Some Thoughts on Forgiveness

Lately I have been faced with the opportunity to extend forgiveness to someone responsible for harming me, some of my loved ones, and many other people–some I know–most I do not. One thing I have concluded is I can offer  private, personal forgiveness for someone who directly harmed me (particularly if I wish to continue in relationship with that person.) But sometimes, as a community, we are confronted with the issue of public forgiveness for someone who has injured many in very public ways.

In the case of the personal offense, I can, if I choose, extend forgiveness. It will likely serve as an essential step in rebuilding a broken relationship. It is most effective if the offender communicates regret over their actions, can articulate what they have done, and actually requests forgiveness. My forgiveness does not mean I can (or should) trust the person again immediately or ever. Forgiveness does not give me permission to overlook reality. Also, personal forgiveness is often a private matter.

The public forgiveness is complicated mainly because I cannot forgive someone on the behalf of others. I can personally let go of my resentment towards an individual or a group, but it is not my place to forgive them for all that they have done. Nor do I think it does anyone any good when we immediately offer forgiveness in reaction to an announcement by someone who has begun to consider his previous harmful actions.

Restorative justice requires more than a quickie public exchange–

“I am sorry.”

“You are forgiven.”

Immediate forgiveness and absolution distracts from the necessary cathartic process for both the offender and those harmed. This is not a matter about being too hard on someone like John Smid, who has publicly apologized for his work promoting and providing ex-gay treatment and has begun to unpack his former beliefs. Rather it is a validation of the harm people suffered and the need for an honest and often painful process. While many of us rejoice in happy endings and prefer to skip over the conflict to the resolution, usually its the complicated, messy process that results in a satisfying ending.

When someone, like John Smid, announces a change of heart and seeks to make amends, (after overseeing a residential program that brought misery and confusion to hundreds if not thousands,) I believe that reconciliation with the community he harmed is a process that needs to be conducted thoughtfully and sensitively. If a family member has abused others and then repents, it is complex and difficult work to bring that person back into family life and gatherings. Not impossible, but I believe we must not overlook history or the gravity of offenses committed.

Also, when someone, who regrets their harmful and abusive behaviors, requests entry into groups inhabited by former victims or wishes to be a spokesperson on behalf of those harmed, he has work to do–much to learn and unlearn. In the case of John Smid, it makes much more sense that he speak to his former ex-gay peers still working to undermine the health, well-being, and rights of LGBTQ people, than to present at gay Christian events.

Perhaps as the dust settles from his recent announcements, he is beginning to see what his role can be in the public discourse and in bringing about justice. Yesterday he appeared on MSNBC’s Hard Ball with Chris Matthew and advocated extending equal rights to LGBTQ people. I find that more valuable to me than a written apology. In insisting on rights for the people he formerly oppressed, John Smid pursues restorative justice.

As Sally, a Facebook friend, concluded:

Seems to me that forgiveness is a process of the heart. Reconciliation is a commitment to a relational process.

Exercise tasks:
(a) In the essay on forgiveness, rewrite the passage starting with "Immediate forgiveness and" and going on through "a satisfying ending.", replacing "cathartic" with "healing".
(b) Answer these questions from the essay on forgiveness:
(i) What has John Smid publicly apologized for?
(ii) What kind of program did John Smid oversee?
(iii) On which program did John Smid appear yesterday, and what did he advocate there?

(Element position data)
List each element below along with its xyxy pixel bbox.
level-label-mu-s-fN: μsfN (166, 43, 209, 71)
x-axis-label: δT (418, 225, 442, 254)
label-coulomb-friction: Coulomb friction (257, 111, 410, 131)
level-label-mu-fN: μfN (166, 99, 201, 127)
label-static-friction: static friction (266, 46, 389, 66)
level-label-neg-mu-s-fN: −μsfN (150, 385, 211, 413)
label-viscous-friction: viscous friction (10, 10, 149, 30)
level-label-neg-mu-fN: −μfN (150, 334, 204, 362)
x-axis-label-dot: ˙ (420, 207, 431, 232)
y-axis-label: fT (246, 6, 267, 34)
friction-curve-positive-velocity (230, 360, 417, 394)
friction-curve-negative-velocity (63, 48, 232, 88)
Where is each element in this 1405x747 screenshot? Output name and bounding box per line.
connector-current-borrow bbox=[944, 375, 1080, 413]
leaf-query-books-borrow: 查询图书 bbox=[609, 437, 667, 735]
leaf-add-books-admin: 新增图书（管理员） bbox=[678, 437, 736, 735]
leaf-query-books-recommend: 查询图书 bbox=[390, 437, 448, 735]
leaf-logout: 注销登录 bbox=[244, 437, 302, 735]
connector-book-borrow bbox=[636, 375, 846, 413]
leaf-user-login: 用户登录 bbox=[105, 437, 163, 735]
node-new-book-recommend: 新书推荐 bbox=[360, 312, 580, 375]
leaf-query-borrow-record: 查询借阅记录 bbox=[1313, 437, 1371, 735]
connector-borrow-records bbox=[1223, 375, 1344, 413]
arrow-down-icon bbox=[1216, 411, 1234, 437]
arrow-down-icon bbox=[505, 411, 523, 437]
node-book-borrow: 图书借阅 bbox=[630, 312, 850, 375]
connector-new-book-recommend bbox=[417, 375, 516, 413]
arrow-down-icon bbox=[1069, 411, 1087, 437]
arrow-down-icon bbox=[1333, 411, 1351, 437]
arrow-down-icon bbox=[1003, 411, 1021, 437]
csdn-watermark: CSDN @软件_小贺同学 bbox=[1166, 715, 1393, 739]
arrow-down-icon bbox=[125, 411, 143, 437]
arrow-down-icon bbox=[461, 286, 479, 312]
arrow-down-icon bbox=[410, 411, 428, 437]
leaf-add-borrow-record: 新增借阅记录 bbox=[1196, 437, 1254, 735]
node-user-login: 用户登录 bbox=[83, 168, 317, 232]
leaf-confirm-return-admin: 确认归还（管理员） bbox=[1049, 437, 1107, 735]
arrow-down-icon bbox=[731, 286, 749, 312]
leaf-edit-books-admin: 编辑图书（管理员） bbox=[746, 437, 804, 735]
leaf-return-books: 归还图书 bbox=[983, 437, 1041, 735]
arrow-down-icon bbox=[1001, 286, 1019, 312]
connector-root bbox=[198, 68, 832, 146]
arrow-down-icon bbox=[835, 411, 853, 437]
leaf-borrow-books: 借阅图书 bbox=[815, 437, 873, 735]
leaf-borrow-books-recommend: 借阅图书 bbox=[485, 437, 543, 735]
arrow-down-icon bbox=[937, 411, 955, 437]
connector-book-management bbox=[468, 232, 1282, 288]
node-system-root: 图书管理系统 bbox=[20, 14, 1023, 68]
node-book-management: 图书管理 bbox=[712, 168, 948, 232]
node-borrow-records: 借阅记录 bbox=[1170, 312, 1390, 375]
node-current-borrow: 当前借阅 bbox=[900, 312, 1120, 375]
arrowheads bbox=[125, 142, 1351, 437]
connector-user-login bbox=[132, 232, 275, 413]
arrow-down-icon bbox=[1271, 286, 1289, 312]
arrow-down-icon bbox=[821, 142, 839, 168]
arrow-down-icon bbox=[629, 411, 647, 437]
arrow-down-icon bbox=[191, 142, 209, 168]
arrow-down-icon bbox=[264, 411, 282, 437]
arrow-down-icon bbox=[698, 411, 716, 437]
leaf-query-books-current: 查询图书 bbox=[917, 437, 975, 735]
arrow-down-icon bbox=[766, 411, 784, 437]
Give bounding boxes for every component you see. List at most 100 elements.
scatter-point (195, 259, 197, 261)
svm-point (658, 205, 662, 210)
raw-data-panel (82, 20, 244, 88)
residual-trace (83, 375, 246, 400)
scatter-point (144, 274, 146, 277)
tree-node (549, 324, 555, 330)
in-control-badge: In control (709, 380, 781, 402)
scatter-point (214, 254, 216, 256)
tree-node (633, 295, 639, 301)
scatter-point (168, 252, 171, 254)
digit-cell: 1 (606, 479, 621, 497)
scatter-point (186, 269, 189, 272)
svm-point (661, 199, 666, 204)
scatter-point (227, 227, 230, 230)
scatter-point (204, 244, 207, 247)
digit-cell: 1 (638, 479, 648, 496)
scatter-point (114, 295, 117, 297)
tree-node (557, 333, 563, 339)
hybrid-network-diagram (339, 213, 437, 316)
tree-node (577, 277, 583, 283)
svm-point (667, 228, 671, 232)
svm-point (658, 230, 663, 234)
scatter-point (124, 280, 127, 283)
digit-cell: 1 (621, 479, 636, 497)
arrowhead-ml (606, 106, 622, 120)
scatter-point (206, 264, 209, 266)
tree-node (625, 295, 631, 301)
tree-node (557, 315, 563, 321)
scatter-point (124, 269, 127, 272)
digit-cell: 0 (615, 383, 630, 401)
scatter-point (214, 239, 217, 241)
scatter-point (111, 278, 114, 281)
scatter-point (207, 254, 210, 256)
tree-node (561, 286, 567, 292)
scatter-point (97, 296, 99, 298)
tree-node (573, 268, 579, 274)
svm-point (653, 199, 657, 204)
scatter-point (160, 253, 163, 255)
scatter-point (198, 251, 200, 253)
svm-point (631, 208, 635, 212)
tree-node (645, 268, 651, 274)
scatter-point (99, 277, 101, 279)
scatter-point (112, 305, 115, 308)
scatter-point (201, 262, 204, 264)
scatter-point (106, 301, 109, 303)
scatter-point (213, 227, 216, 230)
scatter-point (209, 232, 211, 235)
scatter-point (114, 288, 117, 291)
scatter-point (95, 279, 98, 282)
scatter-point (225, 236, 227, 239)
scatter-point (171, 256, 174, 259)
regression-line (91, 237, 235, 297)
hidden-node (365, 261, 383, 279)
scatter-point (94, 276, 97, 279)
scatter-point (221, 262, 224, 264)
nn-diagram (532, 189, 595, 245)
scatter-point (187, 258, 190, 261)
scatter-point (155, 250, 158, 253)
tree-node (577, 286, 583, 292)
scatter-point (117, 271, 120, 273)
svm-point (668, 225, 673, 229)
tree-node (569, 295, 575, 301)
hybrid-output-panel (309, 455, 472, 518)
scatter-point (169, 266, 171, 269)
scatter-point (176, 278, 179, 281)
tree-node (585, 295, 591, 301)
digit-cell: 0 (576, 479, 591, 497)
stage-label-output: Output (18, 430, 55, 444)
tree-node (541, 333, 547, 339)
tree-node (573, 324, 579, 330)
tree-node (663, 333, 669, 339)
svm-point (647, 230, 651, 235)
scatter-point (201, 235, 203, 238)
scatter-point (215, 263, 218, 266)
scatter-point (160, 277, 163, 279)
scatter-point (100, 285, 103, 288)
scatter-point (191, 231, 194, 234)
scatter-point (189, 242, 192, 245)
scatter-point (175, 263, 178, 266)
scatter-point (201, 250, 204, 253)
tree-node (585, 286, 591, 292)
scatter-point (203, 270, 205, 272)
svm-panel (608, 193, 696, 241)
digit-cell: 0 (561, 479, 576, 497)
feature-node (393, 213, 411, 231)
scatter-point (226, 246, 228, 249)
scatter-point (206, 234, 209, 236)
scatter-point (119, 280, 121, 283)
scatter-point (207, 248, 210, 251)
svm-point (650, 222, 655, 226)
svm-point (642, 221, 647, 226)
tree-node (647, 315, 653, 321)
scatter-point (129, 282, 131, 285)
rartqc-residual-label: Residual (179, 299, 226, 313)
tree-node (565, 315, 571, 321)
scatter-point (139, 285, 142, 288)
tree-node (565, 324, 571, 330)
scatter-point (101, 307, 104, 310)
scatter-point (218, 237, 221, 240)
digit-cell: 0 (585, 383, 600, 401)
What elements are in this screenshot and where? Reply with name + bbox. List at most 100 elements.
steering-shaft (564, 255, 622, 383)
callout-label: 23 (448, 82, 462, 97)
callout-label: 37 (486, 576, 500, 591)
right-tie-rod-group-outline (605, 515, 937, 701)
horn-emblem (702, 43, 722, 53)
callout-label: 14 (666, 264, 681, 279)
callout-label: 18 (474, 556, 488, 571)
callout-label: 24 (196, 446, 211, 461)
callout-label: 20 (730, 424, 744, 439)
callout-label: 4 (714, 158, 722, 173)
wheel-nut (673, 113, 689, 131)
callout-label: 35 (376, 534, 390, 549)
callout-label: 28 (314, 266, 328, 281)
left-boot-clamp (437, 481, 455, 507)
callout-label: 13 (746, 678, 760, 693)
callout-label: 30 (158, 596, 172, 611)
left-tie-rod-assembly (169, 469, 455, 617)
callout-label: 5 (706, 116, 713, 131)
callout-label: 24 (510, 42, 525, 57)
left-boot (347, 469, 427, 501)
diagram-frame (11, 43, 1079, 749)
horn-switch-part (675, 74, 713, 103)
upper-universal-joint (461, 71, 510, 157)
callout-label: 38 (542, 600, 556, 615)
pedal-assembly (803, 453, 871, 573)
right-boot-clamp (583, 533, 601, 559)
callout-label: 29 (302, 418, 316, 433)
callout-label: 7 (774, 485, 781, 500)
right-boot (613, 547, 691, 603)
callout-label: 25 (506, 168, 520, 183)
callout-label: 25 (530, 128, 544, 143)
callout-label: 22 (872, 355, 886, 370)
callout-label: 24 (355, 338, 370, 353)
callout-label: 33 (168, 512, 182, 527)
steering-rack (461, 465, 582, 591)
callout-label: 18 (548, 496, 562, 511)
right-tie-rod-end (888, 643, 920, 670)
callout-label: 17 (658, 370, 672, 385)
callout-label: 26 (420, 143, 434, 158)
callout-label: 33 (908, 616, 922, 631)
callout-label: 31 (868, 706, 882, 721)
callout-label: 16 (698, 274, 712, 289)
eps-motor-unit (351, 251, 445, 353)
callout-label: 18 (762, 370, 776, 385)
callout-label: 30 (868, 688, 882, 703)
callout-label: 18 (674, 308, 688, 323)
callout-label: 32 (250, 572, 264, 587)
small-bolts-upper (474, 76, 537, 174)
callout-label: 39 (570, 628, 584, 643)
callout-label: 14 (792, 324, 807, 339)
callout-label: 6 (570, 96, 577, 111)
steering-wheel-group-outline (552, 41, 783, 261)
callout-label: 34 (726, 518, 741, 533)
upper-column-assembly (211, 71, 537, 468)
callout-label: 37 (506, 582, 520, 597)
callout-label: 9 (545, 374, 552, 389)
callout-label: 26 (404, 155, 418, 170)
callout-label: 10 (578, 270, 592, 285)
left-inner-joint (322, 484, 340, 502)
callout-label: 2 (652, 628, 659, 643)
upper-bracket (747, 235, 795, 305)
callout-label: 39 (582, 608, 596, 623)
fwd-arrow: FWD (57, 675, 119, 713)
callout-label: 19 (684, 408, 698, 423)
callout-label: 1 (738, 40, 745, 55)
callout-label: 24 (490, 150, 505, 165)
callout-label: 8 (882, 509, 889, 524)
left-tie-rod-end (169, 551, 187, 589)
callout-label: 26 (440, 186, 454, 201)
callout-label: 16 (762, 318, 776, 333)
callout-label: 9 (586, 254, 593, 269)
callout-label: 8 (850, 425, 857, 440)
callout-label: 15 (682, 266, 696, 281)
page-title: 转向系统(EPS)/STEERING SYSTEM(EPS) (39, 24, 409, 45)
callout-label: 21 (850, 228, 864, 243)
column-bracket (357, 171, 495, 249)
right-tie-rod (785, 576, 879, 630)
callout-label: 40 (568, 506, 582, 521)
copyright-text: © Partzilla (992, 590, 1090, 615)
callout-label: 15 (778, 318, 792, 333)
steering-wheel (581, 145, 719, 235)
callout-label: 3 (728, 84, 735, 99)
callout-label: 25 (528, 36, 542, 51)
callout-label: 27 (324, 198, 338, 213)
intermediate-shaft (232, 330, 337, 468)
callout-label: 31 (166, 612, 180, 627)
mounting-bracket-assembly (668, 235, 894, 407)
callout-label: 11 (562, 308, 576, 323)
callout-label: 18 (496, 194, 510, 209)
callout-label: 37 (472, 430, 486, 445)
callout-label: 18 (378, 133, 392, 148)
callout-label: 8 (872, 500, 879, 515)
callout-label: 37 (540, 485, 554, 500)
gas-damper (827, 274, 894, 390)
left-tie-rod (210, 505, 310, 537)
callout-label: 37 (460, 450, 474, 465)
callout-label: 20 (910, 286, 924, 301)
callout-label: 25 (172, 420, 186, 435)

Per-task answers:
(a)
Immediate forgiveness and absolution distracts from the necessary healing process for both the offender and those harmed. This is not a matter about being too hard on someone like John Smid, who has publicly apologized for his work promoting and providing ex-gay treatment and has begun to unpack his former beliefs. Rather it is a validation of the harm people suffered and the need for an honest and often painful process. While many of us rejoice in happy endings and prefer to skip over the conflict to the resolution, usually its the complicated, messy process that results in a satisfying ending.

(b)
(i) His work promoting and providing ex-gay treatment.
(ii) A residential program.
(iii) MSNBC's Hard Ball with Chris Matthew, where he advocated extending equal rights to LGBTQ people.